REQUIREMENTS: Isolate every line in the records below with "Documents" in it.

Saved data entries:
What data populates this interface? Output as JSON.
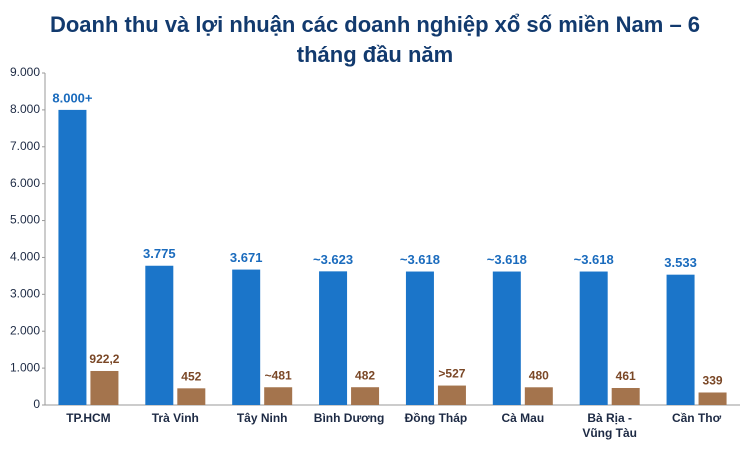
{
  "chart_data": {
    "type": "bar",
    "title": "Doanh thu và lợi nhuận các doanh nghiệp xổ số miền Nam – 6 tháng đầu năm",
    "categories": [
      "TP.HCM",
      "Trà Vinh",
      "Tây Ninh",
      "Bình Dương",
      "Đồng Tháp",
      "Cà Mau",
      "Bà Rịa - Vũng Tàu",
      "Cần Thơ"
    ],
    "series": [
      {
        "color": "#1b75c9",
        "values": [
          8000,
          3775,
          3671,
          3623,
          3618,
          3618,
          3618,
          3533
        ],
        "value_labels": [
          "8.000+",
          "3.775",
          "3.671",
          "~3.623",
          "~3.618",
          "~3.618",
          "~3.618",
          "3.533"
        ],
        "label_color": "#1a6bbd"
      },
      {
        "color": "#a4744d",
        "values": [
          922.2,
          452,
          481,
          482,
          527,
          480,
          461,
          339
        ],
        "value_labels": [
          "922,2",
          "452",
          "~481",
          "482",
          ">527",
          "480",
          "461",
          "339"
        ],
        "label_color": "#7a4726"
      }
    ],
    "ylim": [
      0,
      9000
    ],
    "yticks": [
      0,
      {
        "value": 1000,
        "label": "1.000"
      },
      {
        "value": 2000,
        "label": "2.000"
      },
      {
        "value": 3000,
        "label": "3.000"
      },
      {
        "value": 4000,
        "label": "4.000"
      },
      {
        "value": 5000,
        "label": "5.000"
      },
      {
        "value": 6000,
        "label": "6.000"
      },
      {
        "value": 7000,
        "label": "7.000"
      },
      {
        "value": 8000,
        "label": "8.000"
      },
      {
        "value": 9000,
        "label": "9.000"
      }
    ],
    "grid": false
  }
}
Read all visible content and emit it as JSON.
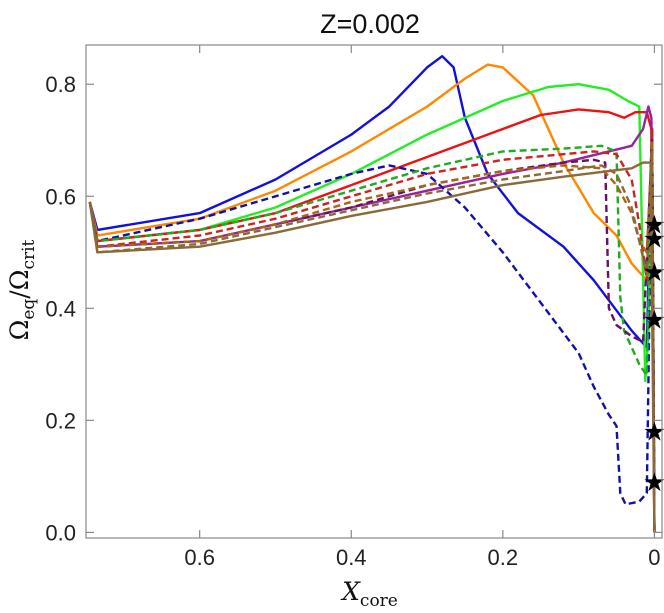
{
  "chart_data": {
    "type": "line",
    "title": "Z=0.002",
    "xlabel": {
      "main": "X",
      "sub": "core"
    },
    "ylabel": {
      "num": "Ω",
      "num_sub": "eq",
      "sep": "/",
      "den": "Ω",
      "den_sub": "crit"
    },
    "xlim": [
      0.75,
      -0.01
    ],
    "ylim": [
      -0.01,
      0.87
    ],
    "xticks": [
      0.6,
      0.4,
      0.2,
      0
    ],
    "xtick_labels": [
      "0.6",
      "0.4",
      "0.2",
      "0"
    ],
    "yticks": [
      0.0,
      0.2,
      0.4,
      0.6,
      0.8
    ],
    "ytick_labels": [
      "0.0",
      "0.2",
      "0.4",
      "0.6",
      "0.8"
    ],
    "grid": false,
    "series": [
      {
        "color": "#1111dd",
        "dash": false,
        "points": [
          [
            0.745,
            0.59
          ],
          [
            0.735,
            0.54
          ],
          [
            0.6,
            0.57
          ],
          [
            0.5,
            0.63
          ],
          [
            0.4,
            0.71
          ],
          [
            0.35,
            0.76
          ],
          [
            0.3,
            0.83
          ],
          [
            0.28,
            0.85
          ],
          [
            0.265,
            0.83
          ],
          [
            0.25,
            0.74
          ],
          [
            0.22,
            0.64
          ],
          [
            0.18,
            0.57
          ],
          [
            0.12,
            0.51
          ],
          [
            0.08,
            0.45
          ],
          [
            0.03,
            0.36
          ],
          [
            0.01,
            0.33
          ],
          [
            0.003,
            0.72
          ],
          [
            0.0,
            0.0
          ]
        ]
      },
      {
        "color": "#ff8800",
        "dash": false,
        "points": [
          [
            0.745,
            0.59
          ],
          [
            0.735,
            0.53
          ],
          [
            0.6,
            0.56
          ],
          [
            0.5,
            0.61
          ],
          [
            0.4,
            0.68
          ],
          [
            0.3,
            0.76
          ],
          [
            0.25,
            0.81
          ],
          [
            0.22,
            0.835
          ],
          [
            0.2,
            0.83
          ],
          [
            0.16,
            0.78
          ],
          [
            0.12,
            0.66
          ],
          [
            0.08,
            0.57
          ],
          [
            0.05,
            0.53
          ],
          [
            0.03,
            0.48
          ],
          [
            0.01,
            0.45
          ],
          [
            0.003,
            0.72
          ],
          [
            0.0,
            0.0
          ]
        ]
      },
      {
        "color": "#22ee22",
        "dash": false,
        "points": [
          [
            0.745,
            0.59
          ],
          [
            0.735,
            0.52
          ],
          [
            0.6,
            0.54
          ],
          [
            0.5,
            0.58
          ],
          [
            0.4,
            0.64
          ],
          [
            0.3,
            0.71
          ],
          [
            0.2,
            0.77
          ],
          [
            0.14,
            0.795
          ],
          [
            0.1,
            0.8
          ],
          [
            0.06,
            0.79
          ],
          [
            0.035,
            0.77
          ],
          [
            0.02,
            0.76
          ],
          [
            0.012,
            0.27
          ],
          [
            0.008,
            0.35
          ],
          [
            0.003,
            0.7
          ],
          [
            0.0,
            0.0
          ]
        ]
      },
      {
        "color": "#ee1111",
        "dash": false,
        "points": [
          [
            0.745,
            0.59
          ],
          [
            0.735,
            0.52
          ],
          [
            0.6,
            0.54
          ],
          [
            0.5,
            0.57
          ],
          [
            0.4,
            0.62
          ],
          [
            0.3,
            0.67
          ],
          [
            0.2,
            0.72
          ],
          [
            0.15,
            0.745
          ],
          [
            0.1,
            0.755
          ],
          [
            0.06,
            0.75
          ],
          [
            0.04,
            0.74
          ],
          [
            0.025,
            0.75
          ],
          [
            0.01,
            0.75
          ],
          [
            0.004,
            0.72
          ],
          [
            0.0,
            0.0
          ]
        ]
      },
      {
        "color": "#992299",
        "dash": false,
        "points": [
          [
            0.745,
            0.59
          ],
          [
            0.735,
            0.51
          ],
          [
            0.6,
            0.52
          ],
          [
            0.5,
            0.55
          ],
          [
            0.4,
            0.58
          ],
          [
            0.3,
            0.61
          ],
          [
            0.2,
            0.64
          ],
          [
            0.12,
            0.66
          ],
          [
            0.06,
            0.68
          ],
          [
            0.03,
            0.69
          ],
          [
            0.015,
            0.72
          ],
          [
            0.008,
            0.76
          ],
          [
            0.004,
            0.74
          ],
          [
            0.0,
            0.0
          ]
        ]
      },
      {
        "color": "#1111aa",
        "dash": true,
        "points": [
          [
            0.745,
            0.59
          ],
          [
            0.735,
            0.52
          ],
          [
            0.6,
            0.56
          ],
          [
            0.5,
            0.6
          ],
          [
            0.4,
            0.64
          ],
          [
            0.35,
            0.655
          ],
          [
            0.3,
            0.64
          ],
          [
            0.25,
            0.58
          ],
          [
            0.2,
            0.5
          ],
          [
            0.15,
            0.41
          ],
          [
            0.1,
            0.32
          ],
          [
            0.08,
            0.26
          ],
          [
            0.06,
            0.21
          ],
          [
            0.05,
            0.19
          ],
          [
            0.045,
            0.07
          ],
          [
            0.038,
            0.05
          ],
          [
            0.02,
            0.055
          ],
          [
            0.01,
            0.07
          ],
          [
            0.003,
            0.72
          ],
          [
            0.0,
            0.0
          ]
        ]
      },
      {
        "color": "#22aa22",
        "dash": true,
        "points": [
          [
            0.745,
            0.59
          ],
          [
            0.735,
            0.52
          ],
          [
            0.6,
            0.54
          ],
          [
            0.5,
            0.57
          ],
          [
            0.4,
            0.61
          ],
          [
            0.3,
            0.65
          ],
          [
            0.2,
            0.68
          ],
          [
            0.12,
            0.685
          ],
          [
            0.07,
            0.69
          ],
          [
            0.05,
            0.68
          ],
          [
            0.045,
            0.42
          ],
          [
            0.04,
            0.36
          ],
          [
            0.03,
            0.33
          ],
          [
            0.02,
            0.3
          ],
          [
            0.01,
            0.28
          ],
          [
            0.003,
            0.7
          ],
          [
            0.0,
            0.0
          ]
        ]
      },
      {
        "color": "#cc2222",
        "dash": true,
        "points": [
          [
            0.745,
            0.59
          ],
          [
            0.735,
            0.51
          ],
          [
            0.6,
            0.53
          ],
          [
            0.5,
            0.56
          ],
          [
            0.4,
            0.6
          ],
          [
            0.3,
            0.64
          ],
          [
            0.2,
            0.665
          ],
          [
            0.12,
            0.675
          ],
          [
            0.08,
            0.68
          ],
          [
            0.05,
            0.675
          ],
          [
            0.03,
            0.63
          ],
          [
            0.02,
            0.55
          ],
          [
            0.01,
            0.45
          ],
          [
            0.003,
            0.72
          ],
          [
            0.0,
            0.0
          ]
        ]
      },
      {
        "color": "#661166",
        "dash": true,
        "points": [
          [
            0.745,
            0.59
          ],
          [
            0.735,
            0.51
          ],
          [
            0.6,
            0.52
          ],
          [
            0.5,
            0.55
          ],
          [
            0.4,
            0.58
          ],
          [
            0.3,
            0.62
          ],
          [
            0.2,
            0.645
          ],
          [
            0.12,
            0.66
          ],
          [
            0.08,
            0.665
          ],
          [
            0.065,
            0.66
          ],
          [
            0.06,
            0.4
          ],
          [
            0.05,
            0.37
          ],
          [
            0.03,
            0.35
          ],
          [
            0.015,
            0.34
          ],
          [
            0.003,
            0.7
          ],
          [
            0.0,
            0.0
          ]
        ]
      },
      {
        "color": "#aa6611",
        "dash": true,
        "points": [
          [
            0.745,
            0.59
          ],
          [
            0.735,
            0.51
          ],
          [
            0.6,
            0.52
          ],
          [
            0.5,
            0.55
          ],
          [
            0.4,
            0.59
          ],
          [
            0.3,
            0.62
          ],
          [
            0.2,
            0.645
          ],
          [
            0.12,
            0.655
          ],
          [
            0.07,
            0.65
          ],
          [
            0.05,
            0.62
          ],
          [
            0.03,
            0.57
          ],
          [
            0.02,
            0.52
          ],
          [
            0.01,
            0.5
          ],
          [
            0.003,
            0.7
          ],
          [
            0.0,
            0.0
          ]
        ]
      },
      {
        "color": "#8b6a3a",
        "dash": true,
        "points": [
          [
            0.745,
            0.59
          ],
          [
            0.735,
            0.5
          ],
          [
            0.6,
            0.515
          ],
          [
            0.5,
            0.545
          ],
          [
            0.4,
            0.575
          ],
          [
            0.3,
            0.605
          ],
          [
            0.2,
            0.63
          ],
          [
            0.12,
            0.645
          ],
          [
            0.07,
            0.655
          ],
          [
            0.05,
            0.64
          ],
          [
            0.03,
            0.58
          ],
          [
            0.02,
            0.52
          ],
          [
            0.01,
            0.46
          ],
          [
            0.003,
            0.68
          ],
          [
            0.0,
            0.0
          ]
        ]
      },
      {
        "color": "#8b6a3a",
        "dash": false,
        "points": [
          [
            0.745,
            0.59
          ],
          [
            0.735,
            0.5
          ],
          [
            0.6,
            0.51
          ],
          [
            0.5,
            0.535
          ],
          [
            0.4,
            0.565
          ],
          [
            0.3,
            0.59
          ],
          [
            0.2,
            0.62
          ],
          [
            0.12,
            0.635
          ],
          [
            0.06,
            0.645
          ],
          [
            0.03,
            0.65
          ],
          [
            0.015,
            0.66
          ],
          [
            0.005,
            0.66
          ],
          [
            0.0,
            0.0
          ]
        ]
      }
    ],
    "markers": {
      "symbol": "★",
      "color": "#000000",
      "x": 0.0,
      "y": [
        0.55,
        0.525,
        0.465,
        0.38,
        0.18,
        0.09
      ]
    }
  }
}
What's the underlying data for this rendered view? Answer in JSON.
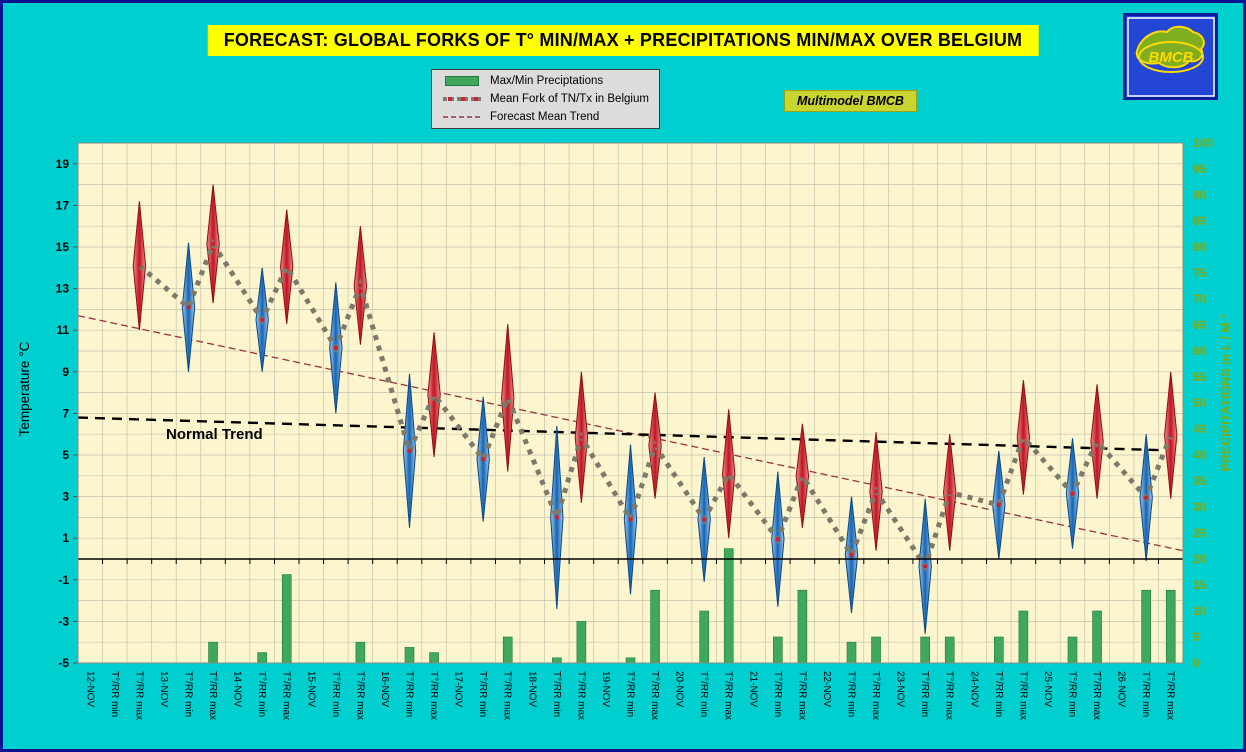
{
  "header": {
    "title": "FORECAST: GLOBAL FORKS OF T° MIN/MAX + PRECIPITATIONS MIN/MAX OVER  BELGIUM",
    "badge": "Multimodel BMCB",
    "logo_text": "BMCB"
  },
  "legend": {
    "items": [
      {
        "label": "Max/Min Preciptations"
      },
      {
        "label": "Mean Fork of TN/Tx in Belgium"
      },
      {
        "label": "Forecast Mean Trend"
      }
    ]
  },
  "chart_data": {
    "type": "combo-fork-bar",
    "temp_axis": {
      "title": "Temperature  °C",
      "min": -5,
      "max": 20,
      "label_step": 2,
      "labels_from": -5,
      "labels_to": 19
    },
    "precip_axis": {
      "title": "PRECIPITATIONS in L / M ²",
      "min": 0,
      "max": 100,
      "label_step": 5
    },
    "x_sub_labels": [
      "T°/RR min",
      "T°/RR max"
    ],
    "days": [
      {
        "date": "12-NOV",
        "tn": null,
        "tx": [
          11.0,
          17.2
        ],
        "rr_min": 0,
        "rr_max": 0
      },
      {
        "date": "13-NOV",
        "tn": [
          9.0,
          15.2
        ],
        "tx": [
          12.3,
          18.0
        ],
        "rr_min": 0,
        "rr_max": 4
      },
      {
        "date": "14-NOV",
        "tn": [
          9.0,
          14.0
        ],
        "tx": [
          11.3,
          16.8
        ],
        "rr_min": 2,
        "rr_max": 17
      },
      {
        "date": "15-NOV",
        "tn": [
          7.0,
          13.3
        ],
        "tx": [
          10.3,
          16.0
        ],
        "rr_min": 0,
        "rr_max": 4
      },
      {
        "date": "16-NOV",
        "tn": [
          1.5,
          8.9
        ],
        "tx": [
          4.9,
          10.9
        ],
        "rr_min": 3,
        "rr_max": 2
      },
      {
        "date": "17-NOV",
        "tn": [
          1.8,
          7.8
        ],
        "tx": [
          4.2,
          11.3
        ],
        "rr_min": 0,
        "rr_max": 5
      },
      {
        "date": "18-NOV",
        "tn": [
          -2.4,
          6.4
        ],
        "tx": [
          2.7,
          9.0
        ],
        "rr_min": 1,
        "rr_max": 8
      },
      {
        "date": "19-NOV",
        "tn": [
          -1.7,
          5.5
        ],
        "tx": [
          2.9,
          8.0
        ],
        "rr_min": 1,
        "rr_max": 14
      },
      {
        "date": "20-NOV",
        "tn": [
          -1.1,
          4.9
        ],
        "tx": [
          1.0,
          7.2
        ],
        "rr_min": 10,
        "rr_max": 22
      },
      {
        "date": "21-NOV",
        "tn": [
          -2.3,
          4.2
        ],
        "tx": [
          1.5,
          6.5
        ],
        "rr_min": 5,
        "rr_max": 14
      },
      {
        "date": "22-NOV",
        "tn": [
          -2.6,
          3.0
        ],
        "tx": [
          0.4,
          6.1
        ],
        "rr_min": 4,
        "rr_max": 5
      },
      {
        "date": "23-NOV",
        "tn": [
          -3.6,
          2.9
        ],
        "tx": [
          0.4,
          6.0
        ],
        "rr_min": 5,
        "rr_max": 5
      },
      {
        "date": "24-NOV",
        "tn": [
          0.0,
          5.2
        ],
        "tx": [
          3.1,
          8.6
        ],
        "rr_min": 5,
        "rr_max": 10
      },
      {
        "date": "25-NOV",
        "tn": [
          0.5,
          5.8
        ],
        "tx": [
          2.9,
          8.4
        ],
        "rr_min": 5,
        "rr_max": 10
      },
      {
        "date": "26-NOV",
        "tn": [
          -0.1,
          6.0
        ],
        "tx": [
          2.9,
          9.0
        ],
        "rr_min": 14,
        "rr_max": 14
      }
    ],
    "normal_trend": {
      "label": "Normal Trend",
      "start_c": 6.8,
      "end_c": 5.2
    },
    "forecast_trend": {
      "start_c": 11.7,
      "end_c": 0.4
    }
  },
  "colors": {
    "background": "#00cfd0",
    "plot_bg": "#fdf5cd",
    "title_bg": "#ffff00",
    "bar_green": "#3fa85c",
    "tmax_red": "#c01420",
    "tmin_blue": "#1565b4",
    "mean_line": "#7d7a6a",
    "mean_point_red": "#cc2233",
    "forecast_trend": "#993344",
    "normal_trend": "#000000",
    "precip_label": "#88a606",
    "badge_bg": "#c8d42f"
  }
}
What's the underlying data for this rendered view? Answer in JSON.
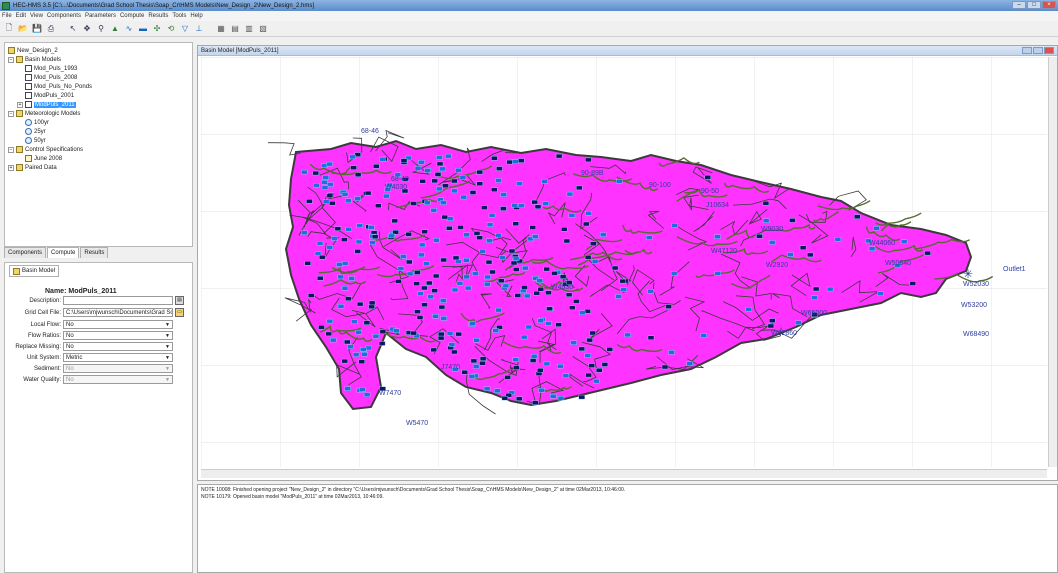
{
  "window": {
    "title": "HEC-HMS 3.5 [C:\\...\\Documents\\Grad School Thesis\\Soap_Cr\\HMS Models\\New_Design_2\\New_Design_2.hms]",
    "controls": [
      "–",
      "□",
      "×"
    ]
  },
  "menu": [
    "File",
    "Edit",
    "View",
    "Components",
    "Parameters",
    "Compute",
    "Results",
    "Tools",
    "Help"
  ],
  "toolbar_icons": [
    "new-icon",
    "open-icon",
    "save-icon",
    "print-icon",
    "arrow-icon",
    "pan-icon",
    "zoom-icon",
    "subbasin-icon",
    "reach-icon",
    "reservoir-icon",
    "junction-icon",
    "diversion-icon",
    "source-icon",
    "sink-icon",
    "compute-icon",
    "table-icon",
    "graph-icon",
    "summary-icon"
  ],
  "tree": {
    "root": "New_Design_2",
    "basin_models_label": "Basin Models",
    "basin_models": [
      "Mod_Puls_1993",
      "Mod_Puls_2008",
      "Mod_Puls_No_Ponds",
      "ModPuls_2001",
      "ModPuls_2011"
    ],
    "meteorologic_label": "Meteorologic Models",
    "meteorologic": [
      "100yr",
      "25yr",
      "50yr"
    ],
    "control_label": "Control Specifications",
    "control": [
      "June 2008"
    ],
    "paired_label": "Paired Data"
  },
  "left_tabs": [
    "Components",
    "Compute",
    "Results"
  ],
  "properties": {
    "tab": "Basin Model",
    "name_label": "Name:",
    "name_value": "ModPuls_2011",
    "fields": [
      {
        "label": "Description:",
        "value": "",
        "kind": "text-btn"
      },
      {
        "label": "Grid Cell File:",
        "value": "C:\\Users\\mjwunsch\\Documents\\Grad Sch",
        "kind": "text-btn"
      },
      {
        "label": "Local Flow:",
        "value": "No",
        "kind": "select"
      },
      {
        "label": "Flow Ratios:",
        "value": "No",
        "kind": "select"
      },
      {
        "label": "Replace Missing:",
        "value": "No",
        "kind": "select"
      },
      {
        "label": "Unit System:",
        "value": "Metric",
        "kind": "select"
      },
      {
        "label": "Sediment:",
        "value": "No",
        "kind": "select-disabled"
      },
      {
        "label": "Water Quality:",
        "value": "No",
        "kind": "select-disabled"
      }
    ]
  },
  "basin_window": {
    "title": "Basin Model [ModPuls_2011]"
  },
  "map_labels": [
    "68-46",
    "68-40",
    "W4030",
    "90-89B",
    "90-100",
    "90-50",
    "J10634",
    "W9030",
    "W44060",
    "W50640",
    "Outlet1",
    "W52030",
    "W53200",
    "W68490",
    "W4930",
    "W62860",
    "W66000",
    "W5470",
    "W7470",
    "J7470",
    "W2920",
    "W47120"
  ],
  "colors": {
    "basin_fill": "#ff33ff",
    "basin_stroke": "#3a3a3a",
    "reach": "#556b2f",
    "element": "#1e6fd9"
  },
  "log": [
    "NOTE 10008:  Finished opening project \"New_Design_2\" in directory \"C:\\Users\\mjwunsch\\Documents\\Grad School Thesis\\Soap_Cr\\HMS Models\\New_Design_2\" at time 02Mar2013, 10:46:00.",
    "NOTE 10179:  Opened basin model \"ModPuls_2011\" at time 02Mar2013, 10:46:09."
  ]
}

ANSWER IN FULL:
    "title": "HEC-HMS 3.5 [C:\\...\\Documents\\Grad School Thesis\\Soap_Cr\\HMS Models\\New_Design_2\\New_Design_2.hms]",
        "value": "C:\\Users\\mjwunsch\\Documents\\Grad Sch",
    "NOTE 10008:  Finished opening project \"New_Design_2\" in directory \"C:\\Users\\mjwunsch\\Documents\\Grad School Thesis\\Soap_Cr\\HMS Models\\New_Design_2\" at time 02Mar2013, 10:46:00.",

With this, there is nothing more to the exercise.